>> Begin WORKING DATA

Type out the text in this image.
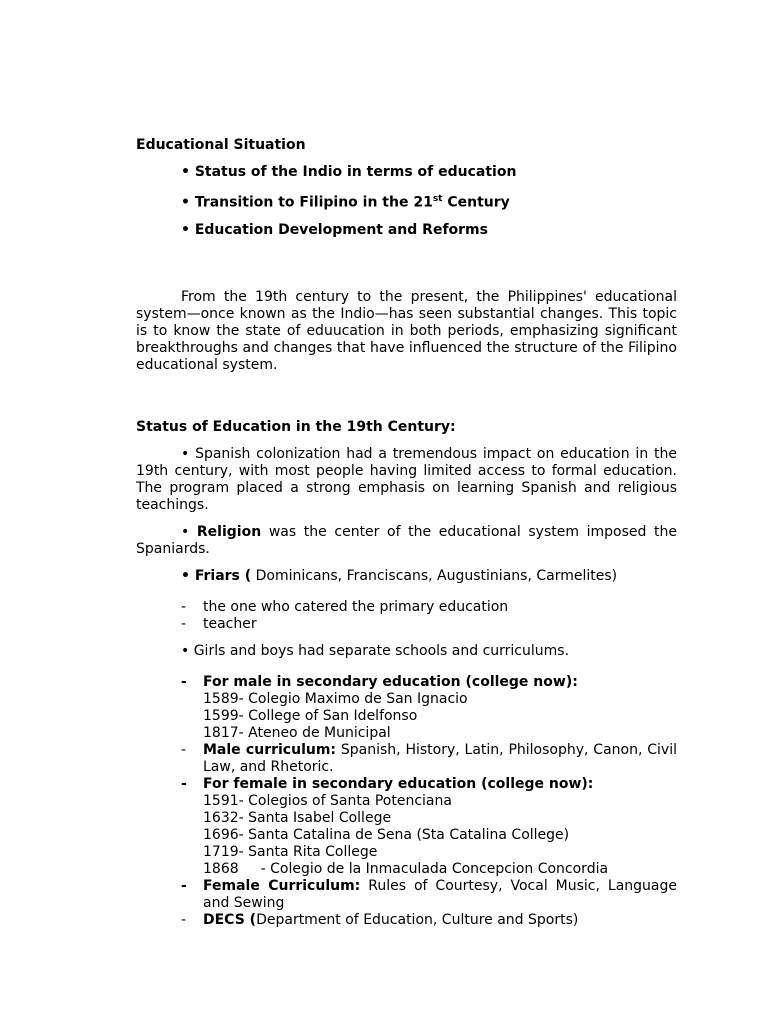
Educational Situation

• Status of the Indio in terms of education

• Transition to Filipino in the 21st Century

• Education Development and Reforms

From the 19th century to the present, the Philippines' educational system—once known as the Indio—has seen substantial changes. This topic is to know the state of eduucation in both periods, emphasizing significant breakthroughs and changes that have influenced the structure of the Filipino educational system.

Status of Education in the 19th Century:

• Spanish colonization had a tremendous impact on education in the 19th century, with most people having limited access to formal education. The program placed a strong emphasis on learning Spanish and religious teachings.

• Religion was the center of the educational system imposed the Spaniards.

• Friars ( Dominicans, Franciscans, Augustinians, Carmelites)

- the one who catered the primary education

- teacher

• Girls and boys had separate schools and curriculums.

- For male in secondary education (college now):

1589- Colegio Maximo de San Ignacio

1599- College of San Idelfonso

1817- Ateneo de Municipal

- Male curriculum: Spanish, History, Latin, Philosophy, Canon, Civil Law, and Rhetoric.

- For female in secondary education (college now):

1591- Colegios of Santa Potenciana

1632- Santa Isabel College

1696- Santa Catalina de Sena (Sta Catalina College)

1719- Santa Rita College

1868 - Colegio de la Inmaculada Concepcion Concordia

- Female Curriculum: Rules of Courtesy, Vocal Music, Language and Sewing

- DECS (Department of Education, Culture and Sports)
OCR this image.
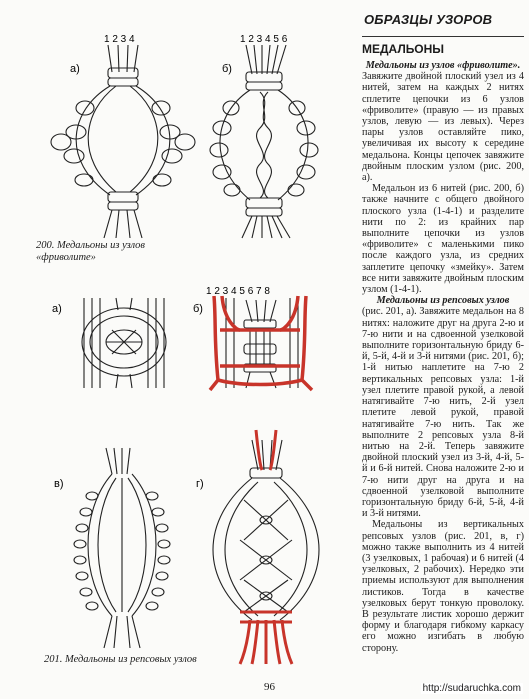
а)
1 2 3 4
б)
1 2 3 4 5 6
а)	б)
1 2 3 4 5 6 7 8
в)	г)
200. Медальоны из узлов
«фриволите»
201. Медальоны из репсовых узлов
ОБРАЗЦЫ УЗОРОВ
МЕДАЛЬОНЫ

Медальоны из узлов «фриволите».

Завяжите двойной плоский узел из 4 нитей, затем на каждых 2 нитях сплетите цепочки из 6 узлов «фриволите» (правую — из правых узлов, левую — из левых). Через пары узлов оставляйте пико, увеличивая их высоту к середине медальона. Концы цепочек завяжите двойным плоским узлом (рис. 200, а).

Медальон из 6 нитей (рис. 200, б) также начните с общего двойного плоского узла (1-4-1) и разделите нити по 2: из крайних пар выполните цепочки из узлов «фриволите» с маленькими пико после каждого узла, из средних заплетите цепочку «змейку». Затем все нити завяжите двойным плоским узлом (1-4-1).

Медальоны из репсовых узлов

(рис. 201, а). Завяжите медальон на 8 нитях: наложите друг на друга 2-ю и 7-ю нити и на сдвоенной узелковой выполните горизонтальную бриду 6-й, 5-й, 4-й и 3-й нитями (рис. 201, б); 1-й нитью наплетите на 7-ю 2 вертикальных репсовых узла: 1-й узел плетите правой рукой, а левой натягивайте 7-ю нить, 2-й узел плетите левой рукой, правой натягивайте 7-ю нить. Так же выполните 2 репсовых узла 8-й нитью на 2-й. Теперь завяжите двойной плоский узел из 3-й, 4-й, 5-й и 6-й нитей. Снова наложите 2-ю и 7-ю нити друг на друга и на сдвоенной узелковой выполните горизонтальную бриду 6-й, 5-й, 4-й и 3-й нитями.

Медальоны из вертикальных репсовых узлов (рис. 201, в, г) можно также выполнить из 4 нитей (3 узелковых, 1 рабочая) и 6 нитей (4 узелковых, 2 рабочих). Нередко эти приемы используют для выполнения листиков. Тогда в качестве узелковых берут тонкую проволоку. В результате листик хорошо держит форму и благодаря гибкому каркасу его можно изгибать в любую сторону.

96	http://sudaruchka.com
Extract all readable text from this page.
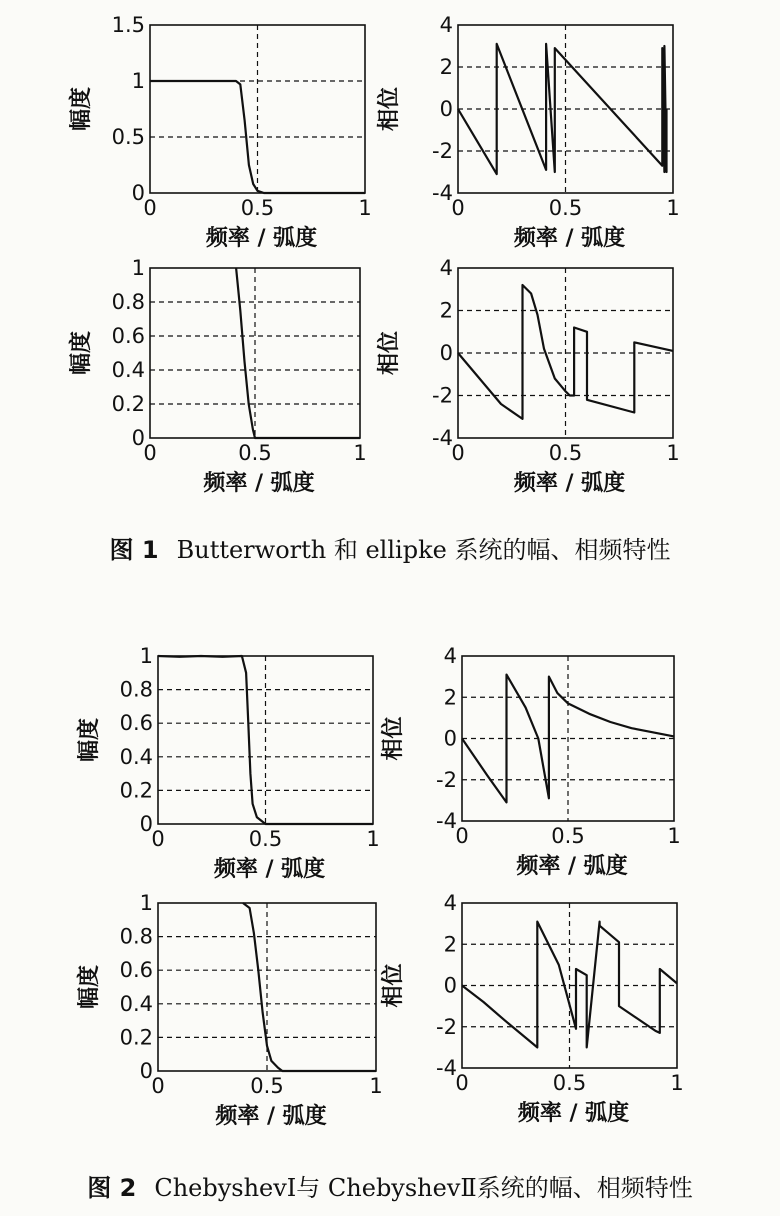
0	0.5	1
0
0.5
1
1.5
频率 / 弧度
幅度
0	0.5	1
-4
-2
0
2
4
频率 / 弧度
相位
0	0.5	1
0
0.2
0.4
0.6
0.8
1
频率 / 弧度
幅度
0	0.5	1
-4
-2
0
2
4
频率 / 弧度
相位
0	0.5	1
0
0.2
0.4
0.6
0.8
1
频率 / 弧度
幅度
0	0.5	1
-4
-2
0
2
4
频率 / 弧度
相位
0	0.5	1
0
0.2
0.4
0.6
0.8
1
频率 / 弧度
幅度
0	0.5	1
-4
-2
0
2
4
频率 / 弧度
相位
图 1 Butterworth 和 ellipke 系统的幅、相频特性
图 2 ChebyshevⅠ与 ChebyshevⅡ系统的幅、相频特性
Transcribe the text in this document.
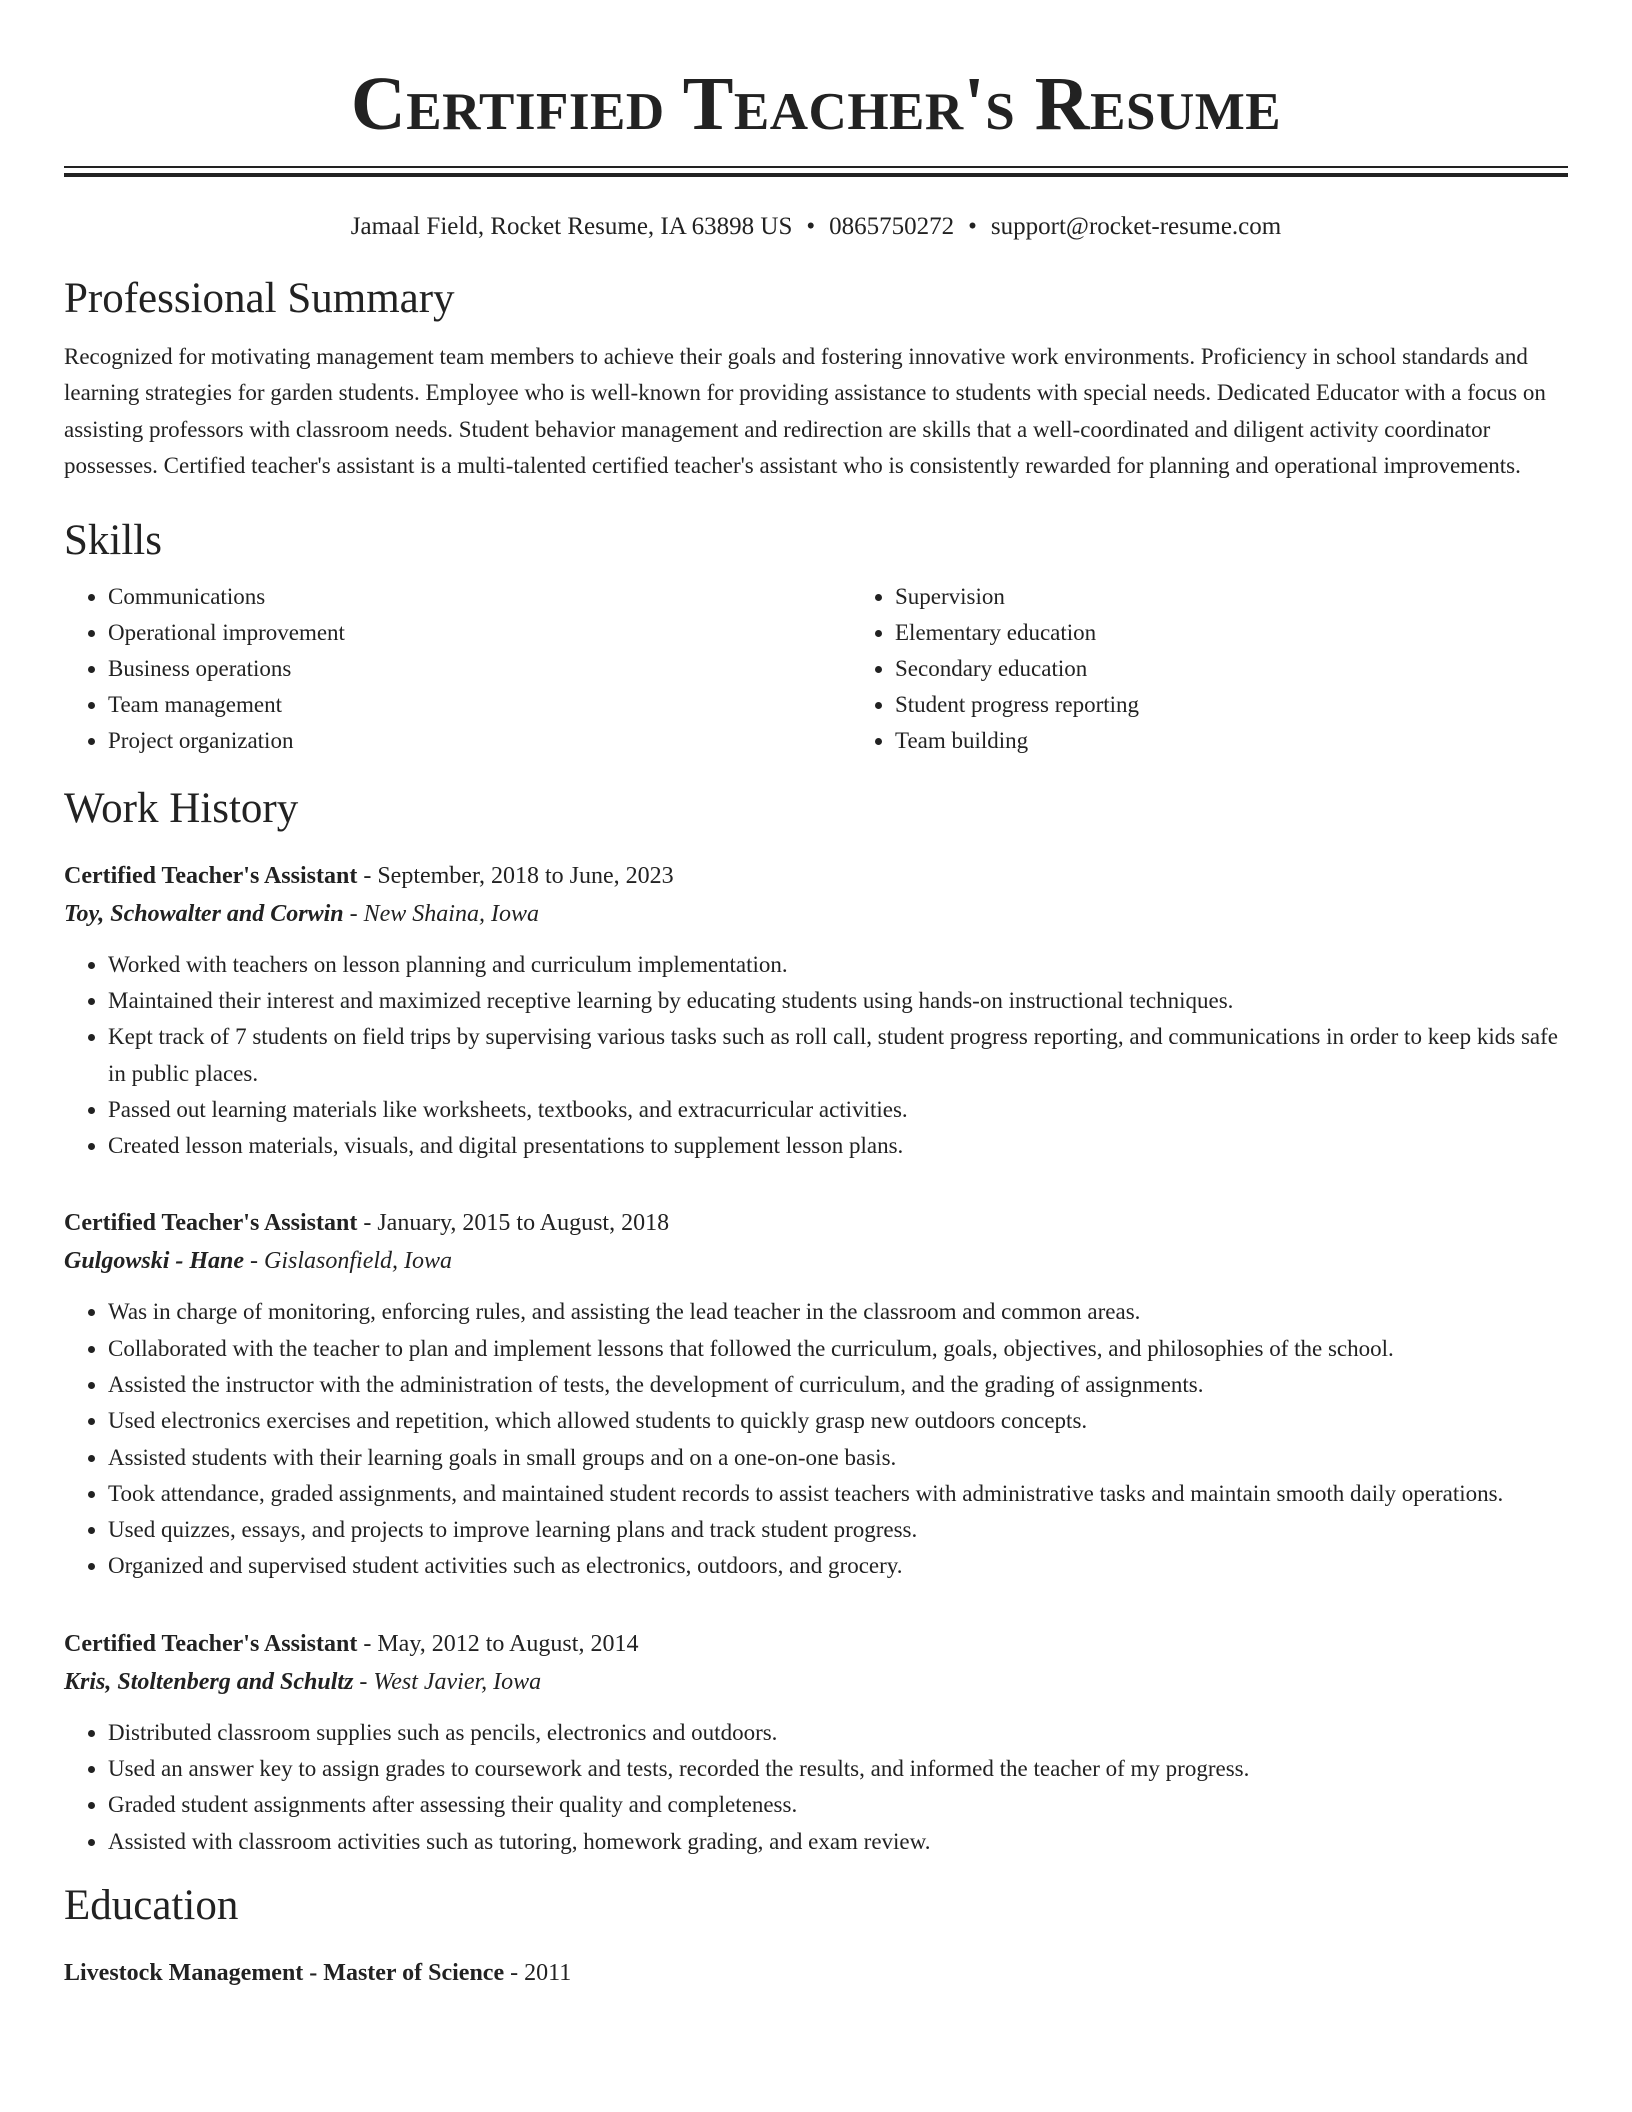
Certified Teacher's Resume
Jamaal Field, Rocket Resume, IA 63898 US • 0865750272 • support@rocket-resume.com
Professional Summary
Recognized for motivating management team members to achieve their goals and fostering innovative work environments. Proficiency in school standards and learning strategies for garden students. Employee who is well-known for providing assistance to students with special needs. Dedicated Educator with a focus on assisting professors with classroom needs. Student behavior management and redirection are skills that a well-coordinated and diligent activity coordinator possesses. Certified teacher's assistant is a multi-talented certified teacher's assistant who is consistently rewarded for planning and operational improvements.
Skills
• Communications
• Operational improvement
• Business operations
• Team management
• Project organization
• Supervision
• Elementary education
• Secondary education
• Student progress reporting
• Team building
Work History
Certified Teacher's Assistant - September, 2018 to June, 2023
Toy, Schowalter and Corwin - New Shaina, Iowa
• Worked with teachers on lesson planning and curriculum implementation.
• Maintained their interest and maximized receptive learning by educating students using hands-on instructional techniques.
• Kept track of 7 students on field trips by supervising various tasks such as roll call, student progress reporting, and communications in order to keep kids safe in public places.
• Passed out learning materials like worksheets, textbooks, and extracurricular activities.
• Created lesson materials, visuals, and digital presentations to supplement lesson plans.
Certified Teacher's Assistant - January, 2015 to August, 2018
Gulgowski - Hane - Gislasonfield, Iowa
• Was in charge of monitoring, enforcing rules, and assisting the lead teacher in the classroom and common areas.
• Collaborated with the teacher to plan and implement lessons that followed the curriculum, goals, objectives, and philosophies of the school.
• Assisted the instructor with the administration of tests, the development of curriculum, and the grading of assignments.
• Used electronics exercises and repetition, which allowed students to quickly grasp new outdoors concepts.
• Assisted students with their learning goals in small groups and on a one-on-one basis.
• Took attendance, graded assignments, and maintained student records to assist teachers with administrative tasks and maintain smooth daily operations.
• Used quizzes, essays, and projects to improve learning plans and track student progress.
• Organized and supervised student activities such as electronics, outdoors, and grocery.
Certified Teacher's Assistant - May, 2012 to August, 2014
Kris, Stoltenberg and Schultz - West Javier, Iowa
• Distributed classroom supplies such as pencils, electronics and outdoors.
• Used an answer key to assign grades to coursework and tests, recorded the results, and informed the teacher of my progress.
• Graded student assignments after assessing their quality and completeness.
• Assisted with classroom activities such as tutoring, homework grading, and exam review.
Education
Livestock Management - Master of Science - 2011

>> End WORKING DATA

• [TO DO] Reproduce all the entries that precede this task, word for word, minus any pictures.

• [RESULT OF THIS TASK]
Type out the text in this image.
Educational Situation

• Status of the Indio in terms of education

• Transition to Filipino in the 21st Century

• Education Development and Reforms

From the 19th century to the present, the Philippines' educational system—once known as the Indio—has seen substantial changes. This topic is to know the state of eduucation in both periods, emphasizing significant breakthroughs and changes that have influenced the structure of the Filipino educational system.

Status of Education in the 19th Century:

• Spanish colonization had a tremendous impact on education in the 19th century, with most people having limited access to formal education. The program placed a strong emphasis on learning Spanish and religious teachings.

• Religion was the center of the educational system imposed the Spaniards.

• Friars ( Dominicans, Franciscans, Augustinians, Carmelites)

- the one who catered the primary education

- teacher

• Girls and boys had separate schools and curriculums.

- For male in secondary education (college now):

1589- Colegio Maximo de San Ignacio

1599- College of San Idelfonso

1817- Ateneo de Municipal

- Male curriculum: Spanish, History, Latin, Philosophy, Canon, Civil Law, and Rhetoric.

- For female in secondary education (college now):

1591- Colegios of Santa Potenciana

1632- Santa Isabel College

1696- Santa Catalina de Sena (Sta Catalina College)

1719- Santa Rita College

1868 - Colegio de la Inmaculada Concepcion Concordia

- Female Curriculum: Rules of Courtesy, Vocal Music, Language and Sewing

- DECS (Department of Education, Culture and Sports)
OCR this image.
а)
1 2 3 4
б)
1 2 3 4 5 6
а)	б)
1 2 3 4 5 6 7 8
в)	г)
200. Медальоны из узлов
«фриволите»
201. Медальоны из репсовых узлов
ОБРАЗЦЫ УЗОРОВ
МЕДАЛЬОНЫ

Медальоны из узлов «фриволите».

Завяжите двойной плоский узел из 4 нитей, затем на каждых 2 нитях сплетите цепочки из 6 узлов «фриволите» (правую — из правых узлов, левую — из левых). Через пары узлов оставляйте пико, увеличивая их высоту к середине медальона. Концы цепочек завяжите двойным плоским узлом (рис. 200, а).

Медальон из 6 нитей (рис. 200, б) также начните с общего двойного плоского узла (1-4-1) и разделите нити по 2: из крайних пар выполните цепочки из узлов «фриволите» с маленькими пико после каждого узла, из средних заплетите цепочку «змейку». Затем все нити завяжите двойным плоским узлом (1-4-1).

Медальоны из репсовых узлов

(рис. 201, а). Завяжите медальон на 8 нитях: наложите друг на друга 2-ю и 7-ю нити и на сдвоенной узелковой выполните горизонтальную бриду 6-й, 5-й, 4-й и 3-й нитями (рис. 201, б); 1-й нитью наплетите на 7-ю 2 вертикальных репсовых узла: 1-й узел плетите правой рукой, а левой натягивайте 7-ю нить, 2-й узел плетите левой рукой, правой натягивайте 7-ю нить. Так же выполните 2 репсовых узла 8-й нитью на 2-й. Теперь завяжите двойной плоский узел из 3-й, 4-й, 5-й и 6-й нитей. Снова наложите 2-ю и 7-ю нити друг на друга и на сдвоенной узелковой выполните горизонтальную бриду 6-й, 5-й, 4-й и 3-й нитями.

Медальоны из вертикальных репсовых узлов (рис. 201, в, г) можно также выполнить из 4 нитей (3 узелковых, 1 рабочая) и 6 нитей (4 узелковых, 2 рабочих). Нередко эти приемы используют для выполнения листиков. Тогда в качестве узелковых берут тонкую проволоку. В результате листик хорошо держит форму и благодаря гибкому каркасу его можно изгибать в любую сторону.

96	http://sudaruchka.com
Extract all readable text from this page.
0	0.5	1
0
0.5
1
1.5
频率 / 弧度
幅度
0	0.5	1
-4
-2
0
2
4
频率 / 弧度
相位
0	0.5	1
0
0.2
0.4
0.6
0.8
1
频率 / 弧度
幅度
0	0.5	1
-4
-2
0
2
4
频率 / 弧度
相位
0	0.5	1
0
0.2
0.4
0.6
0.8
1
频率 / 弧度
幅度
0	0.5	1
-4
-2
0
2
4
频率 / 弧度
相位
0	0.5	1
0
0.2
0.4
0.6
0.8
1
频率 / 弧度
幅度
0	0.5	1
-4
-2
0
2
4
频率 / 弧度
相位
图 1 Butterworth 和 ellipke 系统的幅、相频特性
图 2 ChebyshevⅠ与 ChebyshevⅡ系统的幅、相频特性
Transcribe the text in this document.
Certified Teacher's Resume
Jamaal Field, Rocket Resume, IA 63898 US • 0865750272 • support@rocket-resume.com
Professional Summary
Recognized for motivating management team members to achieve their goals and fostering innovative work environments. Proficiency in school standards and learning strategies for garden students. Employee who is well-known for providing assistance to students with special needs. Dedicated Educator with a focus on assisting professors with classroom needs. Student behavior management and redirection are skills that a well-coordinated and diligent activity coordinator possesses. Certified teacher's assistant is a multi-talented certified teacher's assistant who is consistently rewarded for planning and operational improvements.
Skills
• Communications
• Operational improvement
• Business operations
• Team management
• Project organization
• Supervision
• Elementary education
• Secondary education
• Student progress reporting
• Team building
Work History
Certified Teacher's Assistant - September, 2018 to June, 2023
Toy, Schowalter and Corwin - New Shaina, Iowa
• Worked with teachers on lesson planning and curriculum implementation.
• Maintained their interest and maximized receptive learning by educating students using hands-on instructional techniques.
• Kept track of 7 students on field trips by supervising various tasks such as roll call, student progress reporting, and communications in order to keep kids safe in public places.
• Passed out learning materials like worksheets, textbooks, and extracurricular activities.
• Created lesson materials, visuals, and digital presentations to supplement lesson plans.
Certified Teacher's Assistant - January, 2015 to August, 2018
Gulgowski - Hane - Gislasonfield, Iowa
• Was in charge of monitoring, enforcing rules, and assisting the lead teacher in the classroom and common areas.
• Collaborated with the teacher to plan and implement lessons that followed the curriculum, goals, objectives, and philosophies of the school.
• Assisted the instructor with the administration of tests, the development of curriculum, and the grading of assignments.
• Used electronics exercises and repetition, which allowed students to quickly grasp new outdoors concepts.
• Assisted students with their learning goals in small groups and on a one-on-one basis.
• Took attendance, graded assignments, and maintained student records to assist teachers with administrative tasks and maintain smooth daily operations.
• Used quizzes, essays, and projects to improve learning plans and track student progress.
• Organized and supervised student activities such as electronics, outdoors, and grocery.
Certified Teacher's Assistant - May, 2012 to August, 2014
Kris, Stoltenberg and Schultz - West Javier, Iowa
• Distributed classroom supplies such as pencils, electronics and outdoors.
• Used an answer key to assign grades to coursework and tests, recorded the results, and informed the teacher of my progress.
• Graded student assignments after assessing their quality and completeness.
• Assisted with classroom activities such as tutoring, homework grading, and exam review.
Education
Livestock Management - Master of Science - 2011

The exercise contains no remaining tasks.